> [INFORMATION PROVIDED]:
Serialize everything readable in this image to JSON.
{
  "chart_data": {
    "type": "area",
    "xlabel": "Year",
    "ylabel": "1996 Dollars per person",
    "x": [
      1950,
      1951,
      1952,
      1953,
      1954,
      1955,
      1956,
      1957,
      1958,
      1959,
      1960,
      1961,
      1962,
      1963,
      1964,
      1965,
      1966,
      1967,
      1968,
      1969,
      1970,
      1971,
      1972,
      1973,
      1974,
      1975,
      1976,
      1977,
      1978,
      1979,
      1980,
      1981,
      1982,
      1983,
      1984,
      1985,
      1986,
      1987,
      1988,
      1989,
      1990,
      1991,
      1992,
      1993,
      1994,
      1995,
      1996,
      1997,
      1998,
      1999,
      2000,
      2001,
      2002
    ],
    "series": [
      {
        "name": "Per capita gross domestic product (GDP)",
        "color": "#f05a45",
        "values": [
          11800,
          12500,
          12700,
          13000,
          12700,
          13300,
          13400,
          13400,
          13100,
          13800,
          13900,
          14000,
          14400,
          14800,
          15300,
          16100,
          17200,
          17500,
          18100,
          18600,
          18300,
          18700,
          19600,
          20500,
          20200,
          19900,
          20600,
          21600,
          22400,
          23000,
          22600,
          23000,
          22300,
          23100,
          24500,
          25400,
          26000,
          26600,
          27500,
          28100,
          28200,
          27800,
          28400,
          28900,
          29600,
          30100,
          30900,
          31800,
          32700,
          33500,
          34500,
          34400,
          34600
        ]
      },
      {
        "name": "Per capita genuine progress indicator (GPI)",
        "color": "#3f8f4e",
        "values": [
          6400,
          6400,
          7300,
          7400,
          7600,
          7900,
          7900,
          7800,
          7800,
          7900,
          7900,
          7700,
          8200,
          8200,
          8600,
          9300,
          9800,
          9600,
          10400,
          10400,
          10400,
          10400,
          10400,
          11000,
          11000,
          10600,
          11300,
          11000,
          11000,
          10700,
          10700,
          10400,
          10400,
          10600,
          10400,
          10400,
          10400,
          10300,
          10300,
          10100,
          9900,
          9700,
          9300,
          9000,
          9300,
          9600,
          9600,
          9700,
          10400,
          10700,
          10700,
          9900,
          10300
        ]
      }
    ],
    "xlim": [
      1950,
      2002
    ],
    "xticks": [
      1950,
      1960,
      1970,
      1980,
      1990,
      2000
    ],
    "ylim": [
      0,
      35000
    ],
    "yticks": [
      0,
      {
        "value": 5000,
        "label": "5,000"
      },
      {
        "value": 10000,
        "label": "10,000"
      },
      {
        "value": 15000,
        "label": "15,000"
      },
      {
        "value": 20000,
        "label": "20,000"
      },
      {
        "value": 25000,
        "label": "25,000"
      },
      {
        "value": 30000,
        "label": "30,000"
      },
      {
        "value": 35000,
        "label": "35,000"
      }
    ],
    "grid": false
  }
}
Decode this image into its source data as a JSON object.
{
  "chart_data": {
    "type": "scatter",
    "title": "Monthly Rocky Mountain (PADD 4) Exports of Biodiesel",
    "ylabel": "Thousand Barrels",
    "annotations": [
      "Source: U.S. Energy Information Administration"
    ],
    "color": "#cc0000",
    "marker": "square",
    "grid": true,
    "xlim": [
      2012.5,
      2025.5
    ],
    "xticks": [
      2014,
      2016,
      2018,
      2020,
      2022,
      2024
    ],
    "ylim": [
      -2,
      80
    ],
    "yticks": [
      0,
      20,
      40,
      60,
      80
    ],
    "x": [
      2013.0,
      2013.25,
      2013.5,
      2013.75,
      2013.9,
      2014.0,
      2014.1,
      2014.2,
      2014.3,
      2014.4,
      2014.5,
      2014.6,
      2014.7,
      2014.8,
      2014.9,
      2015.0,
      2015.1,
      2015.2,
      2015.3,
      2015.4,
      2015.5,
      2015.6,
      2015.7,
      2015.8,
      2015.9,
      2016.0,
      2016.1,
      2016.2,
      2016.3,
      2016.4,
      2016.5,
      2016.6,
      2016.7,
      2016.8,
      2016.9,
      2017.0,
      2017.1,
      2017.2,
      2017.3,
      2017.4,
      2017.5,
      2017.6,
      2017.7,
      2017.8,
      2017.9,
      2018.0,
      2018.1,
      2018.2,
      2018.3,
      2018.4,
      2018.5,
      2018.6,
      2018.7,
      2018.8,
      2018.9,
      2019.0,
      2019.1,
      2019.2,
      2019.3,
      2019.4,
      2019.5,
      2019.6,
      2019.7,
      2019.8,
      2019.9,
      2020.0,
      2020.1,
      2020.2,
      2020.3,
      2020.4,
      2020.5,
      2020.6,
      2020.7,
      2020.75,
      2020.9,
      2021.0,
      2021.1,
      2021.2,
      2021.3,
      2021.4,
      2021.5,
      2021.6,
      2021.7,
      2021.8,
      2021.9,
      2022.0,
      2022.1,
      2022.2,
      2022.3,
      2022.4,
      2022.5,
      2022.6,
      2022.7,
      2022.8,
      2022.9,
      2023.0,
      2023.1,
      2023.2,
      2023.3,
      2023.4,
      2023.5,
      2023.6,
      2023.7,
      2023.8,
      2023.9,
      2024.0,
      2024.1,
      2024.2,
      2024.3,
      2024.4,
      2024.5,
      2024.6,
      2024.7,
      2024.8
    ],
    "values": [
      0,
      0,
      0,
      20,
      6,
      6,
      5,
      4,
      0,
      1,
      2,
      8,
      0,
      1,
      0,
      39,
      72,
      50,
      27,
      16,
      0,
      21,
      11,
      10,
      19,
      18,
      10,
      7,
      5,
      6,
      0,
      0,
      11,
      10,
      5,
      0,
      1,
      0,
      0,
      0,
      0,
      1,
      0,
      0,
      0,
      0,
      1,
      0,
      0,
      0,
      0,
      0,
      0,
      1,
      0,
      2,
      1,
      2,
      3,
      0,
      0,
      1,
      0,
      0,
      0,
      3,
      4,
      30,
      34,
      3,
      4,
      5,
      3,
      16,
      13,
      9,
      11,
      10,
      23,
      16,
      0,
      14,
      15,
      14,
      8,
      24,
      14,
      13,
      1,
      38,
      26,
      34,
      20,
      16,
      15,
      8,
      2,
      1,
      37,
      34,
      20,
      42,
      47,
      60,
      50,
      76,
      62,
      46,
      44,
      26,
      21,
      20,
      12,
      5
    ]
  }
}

> [PROBLEM TO SOLVE]: Repeat all the records. Match each line exactly.

> [FULL OUTPUT]:
Serialize everything readable in this image to JSON.
{
  "chart_data": {
    "type": "area",
    "xlabel": "Year",
    "ylabel": "1996 Dollars per person",
    "x": [
      1950,
      1951,
      1952,
      1953,
      1954,
      1955,
      1956,
      1957,
      1958,
      1959,
      1960,
      1961,
      1962,
      1963,
      1964,
      1965,
      1966,
      1967,
      1968,
      1969,
      1970,
      1971,
      1972,
      1973,
      1974,
      1975,
      1976,
      1977,
      1978,
      1979,
      1980,
      1981,
      1982,
      1983,
      1984,
      1985,
      1986,
      1987,
      1988,
      1989,
      1990,
      1991,
      1992,
      1993,
      1994,
      1995,
      1996,
      1997,
      1998,
      1999,
      2000,
      2001,
      2002
    ],
    "series": [
      {
        "name": "Per capita gross domestic product (GDP)",
        "color": "#f05a45",
        "values": [
          11800,
          12500,
          12700,
          13000,
          12700,
          13300,
          13400,
          13400,
          13100,
          13800,
          13900,
          14000,
          14400,
          14800,
          15300,
          16100,
          17200,
          17500,
          18100,
          18600,
          18300,
          18700,
          19600,
          20500,
          20200,
          19900,
          20600,
          21600,
          22400,
          23000,
          22600,
          23000,
          22300,
          23100,
          24500,
          25400,
          26000,
          26600,
          27500,
          28100,
          28200,
          27800,
          28400,
          28900,
          29600,
          30100,
          30900,
          31800,
          32700,
          33500,
          34500,
          34400,
          34600
        ]
      },
      {
        "name": "Per capita genuine progress indicator (GPI)",
        "color": "#3f8f4e",
        "values": [
          6400,
          6400,
          7300,
          7400,
          7600,
          7900,
          7900,
          7800,
          7800,
          7900,
          7900,
          7700,
          8200,
          8200,
          8600,
          9300,
          9800,
          9600,
          10400,
          10400,
          10400,
          10400,
          10400,
          11000,
          11000,
          10600,
          11300,
          11000,
          11000,
          10700,
          10700,
          10400,
          10400,
          10600,
          10400,
          10400,
          10400,
          10300,
          10300,
          10100,
          9900,
          9700,
          9300,
          9000,
          9300,
          9600,
          9600,
          9700,
          10400,
          10700,
          10700,
          9900,
          10300
        ]
      }
    ],
    "xlim": [
      1950,
      2002
    ],
    "xticks": [
      1950,
      1960,
      1970,
      1980,
      1990,
      2000
    ],
    "ylim": [
      0,
      35000
    ],
    "yticks": [
      0,
      {
        "value": 5000,
        "label": "5,000"
      },
      {
        "value": 10000,
        "label": "10,000"
      },
      {
        "value": 15000,
        "label": "15,000"
      },
      {
        "value": 20000,
        "label": "20,000"
      },
      {
        "value": 25000,
        "label": "25,000"
      },
      {
        "value": 30000,
        "label": "30,000"
      },
      {
        "value": 35000,
        "label": "35,000"
      }
    ],
    "grid": false
  }
}
Decode this image into its source data as a JSON object.
{
  "chart_data": {
    "type": "scatter",
    "title": "Monthly Rocky Mountain (PADD 4) Exports of Biodiesel",
    "ylabel": "Thousand Barrels",
    "annotations": [
      "Source: U.S. Energy Information Administration"
    ],
    "color": "#cc0000",
    "marker": "square",
    "grid": true,
    "xlim": [
      2012.5,
      2025.5
    ],
    "xticks": [
      2014,
      2016,
      2018,
      2020,
      2022,
      2024
    ],
    "ylim": [
      -2,
      80
    ],
    "yticks": [
      0,
      20,
      40,
      60,
      80
    ],
    "x": [
      2013.0,
      2013.25,
      2013.5,
      2013.75,
      2013.9,
      2014.0,
      2014.1,
      2014.2,
      2014.3,
      2014.4,
      2014.5,
      2014.6,
      2014.7,
      2014.8,
      2014.9,
      2015.0,
      2015.1,
      2015.2,
      2015.3,
      2015.4,
      2015.5,
      2015.6,
      2015.7,
      2015.8,
      2015.9,
      2016.0,
      2016.1,
      2016.2,
      2016.3,
      2016.4,
      2016.5,
      2016.6,
      2016.7,
      2016.8,
      2016.9,
      2017.0,
      2017.1,
      2017.2,
      2017.3,
      2017.4,
      2017.5,
      2017.6,
      2017.7,
      2017.8,
      2017.9,
      2018.0,
      2018.1,
      2018.2,
      2018.3,
      2018.4,
      2018.5,
      2018.6,
      2018.7,
      2018.8,
      2018.9,
      2019.0,
      2019.1,
      2019.2,
      2019.3,
      2019.4,
      2019.5,
      2019.6,
      2019.7,
      2019.8,
      2019.9,
      2020.0,
      2020.1,
      2020.2,
      2020.3,
      2020.4,
      2020.5,
      2020.6,
      2020.7,
      2020.75,
      2020.9,
      2021.0,
      2021.1,
      2021.2,
      2021.3,
      2021.4,
      2021.5,
      2021.6,
      2021.7,
      2021.8,
      2021.9,
      2022.0,
      2022.1,
      2022.2,
      2022.3,
      2022.4,
      2022.5,
      2022.6,
      2022.7,
      2022.8,
      2022.9,
      2023.0,
      2023.1,
      2023.2,
      2023.3,
      2023.4,
      2023.5,
      2023.6,
      2023.7,
      2023.8,
      2023.9,
      2024.0,
      2024.1,
      2024.2,
      2024.3,
      2024.4,
      2024.5,
      2024.6,
      2024.7,
      2024.8
    ],
    "values": [
      0,
      0,
      0,
      20,
      6,
      6,
      5,
      4,
      0,
      1,
      2,
      8,
      0,
      1,
      0,
      39,
      72,
      50,
      27,
      16,
      0,
      21,
      11,
      10,
      19,
      18,
      10,
      7,
      5,
      6,
      0,
      0,
      11,
      10,
      5,
      0,
      1,
      0,
      0,
      0,
      0,
      1,
      0,
      0,
      0,
      0,
      1,
      0,
      0,
      0,
      0,
      0,
      0,
      1,
      0,
      2,
      1,
      2,
      3,
      0,
      0,
      1,
      0,
      0,
      0,
      3,
      4,
      30,
      34,
      3,
      4,
      5,
      3,
      16,
      13,
      9,
      11,
      10,
      23,
      16,
      0,
      14,
      15,
      14,
      8,
      24,
      14,
      13,
      1,
      38,
      26,
      34,
      20,
      16,
      15,
      8,
      2,
      1,
      37,
      34,
      20,
      42,
      47,
      60,
      50,
      76,
      62,
      46,
      44,
      26,
      21,
      20,
      12,
      5
    ]
  }
}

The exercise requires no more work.